Available data —
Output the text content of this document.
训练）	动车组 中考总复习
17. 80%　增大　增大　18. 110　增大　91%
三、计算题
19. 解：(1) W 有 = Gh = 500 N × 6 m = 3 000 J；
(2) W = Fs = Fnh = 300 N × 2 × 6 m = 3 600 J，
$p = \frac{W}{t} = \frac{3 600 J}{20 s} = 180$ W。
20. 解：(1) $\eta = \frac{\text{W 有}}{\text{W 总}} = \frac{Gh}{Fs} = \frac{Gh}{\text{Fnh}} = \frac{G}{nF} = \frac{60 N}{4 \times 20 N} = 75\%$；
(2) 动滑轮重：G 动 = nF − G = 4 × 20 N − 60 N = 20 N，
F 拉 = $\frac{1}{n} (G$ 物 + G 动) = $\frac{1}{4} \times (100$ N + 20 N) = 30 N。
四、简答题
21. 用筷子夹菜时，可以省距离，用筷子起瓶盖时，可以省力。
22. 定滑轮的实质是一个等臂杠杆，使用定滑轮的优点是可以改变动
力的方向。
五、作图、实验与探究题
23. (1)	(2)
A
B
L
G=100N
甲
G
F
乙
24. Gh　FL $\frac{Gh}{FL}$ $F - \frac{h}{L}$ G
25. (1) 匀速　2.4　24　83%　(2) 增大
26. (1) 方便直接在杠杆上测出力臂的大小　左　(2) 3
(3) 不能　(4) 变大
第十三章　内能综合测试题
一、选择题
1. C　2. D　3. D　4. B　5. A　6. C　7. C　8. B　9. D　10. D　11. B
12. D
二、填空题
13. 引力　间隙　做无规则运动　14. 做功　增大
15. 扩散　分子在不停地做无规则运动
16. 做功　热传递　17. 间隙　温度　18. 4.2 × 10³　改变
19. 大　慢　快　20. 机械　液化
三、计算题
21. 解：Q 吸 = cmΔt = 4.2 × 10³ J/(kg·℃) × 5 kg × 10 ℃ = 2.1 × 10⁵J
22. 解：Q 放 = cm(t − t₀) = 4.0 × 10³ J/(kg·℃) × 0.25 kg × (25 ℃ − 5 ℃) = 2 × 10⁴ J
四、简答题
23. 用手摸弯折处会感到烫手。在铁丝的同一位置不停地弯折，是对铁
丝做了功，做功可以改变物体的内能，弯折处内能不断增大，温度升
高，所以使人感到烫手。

What is asked —
Retype the listing above in full, with no alterations.

Task solution —
Output the text content of this document.
训练）	动车组 中考总复习
17. 80%　增大　增大　18. 110　增大　91%
三、计算题
19. 解：(1) W 有 = Gh = 500 N × 6 m = 3 000 J；
(2) W = Fs = Fnh = 300 N × 2 × 6 m = 3 600 J，
$p = \frac{W}{t} = \frac{3 600 J}{20 s} = 180$ W。
20. 解：(1) $\eta = \frac{\text{W 有}}{\text{W 总}} = \frac{Gh}{Fs} = \frac{Gh}{\text{Fnh}} = \frac{G}{nF} = \frac{60 N}{4 \times 20 N} = 75\%$；
(2) 动滑轮重：G 动 = nF − G = 4 × 20 N − 60 N = 20 N，
F 拉 = $\frac{1}{n} (G$ 物 + G 动) = $\frac{1}{4} \times (100$ N + 20 N) = 30 N。
四、简答题
21. 用筷子夹菜时，可以省距离，用筷子起瓶盖时，可以省力。
22. 定滑轮的实质是一个等臂杠杆，使用定滑轮的优点是可以改变动
力的方向。
五、作图、实验与探究题
23. (1)	(2)
A
B
L
G=100N
甲
G
F
乙
24. Gh　FL $\frac{Gh}{FL}$ $F - \frac{h}{L}$ G
25. (1) 匀速　2.4　24　83%　(2) 增大
26. (1) 方便直接在杠杆上测出力臂的大小　左　(2) 3
(3) 不能　(4) 变大
第十三章　内能综合测试题
一、选择题
1. C　2. D　3. D　4. B　5. A　6. C　7. C　8. B　9. D　10. D　11. B
12. D
二、填空题
13. 引力　间隙　做无规则运动　14. 做功　增大
15. 扩散　分子在不停地做无规则运动
16. 做功　热传递　17. 间隙　温度　18. 4.2 × 10³　改变
19. 大　慢　快　20. 机械　液化
三、计算题
21. 解：Q 吸 = cmΔt = 4.2 × 10³ J/(kg·℃) × 5 kg × 10 ℃ = 2.1 × 10⁵J
22. 解：Q 放 = cm(t − t₀) = 4.0 × 10³ J/(kg·℃) × 0.25 kg × (25 ℃ − 5 ℃) = 2 × 10⁴ J
四、简答题
23. 用手摸弯折处会感到烫手。在铁丝的同一位置不停地弯折，是对铁
丝做了功，做功可以改变物体的内能，弯折处内能不断增大，温度升
高，所以使人感到烫手。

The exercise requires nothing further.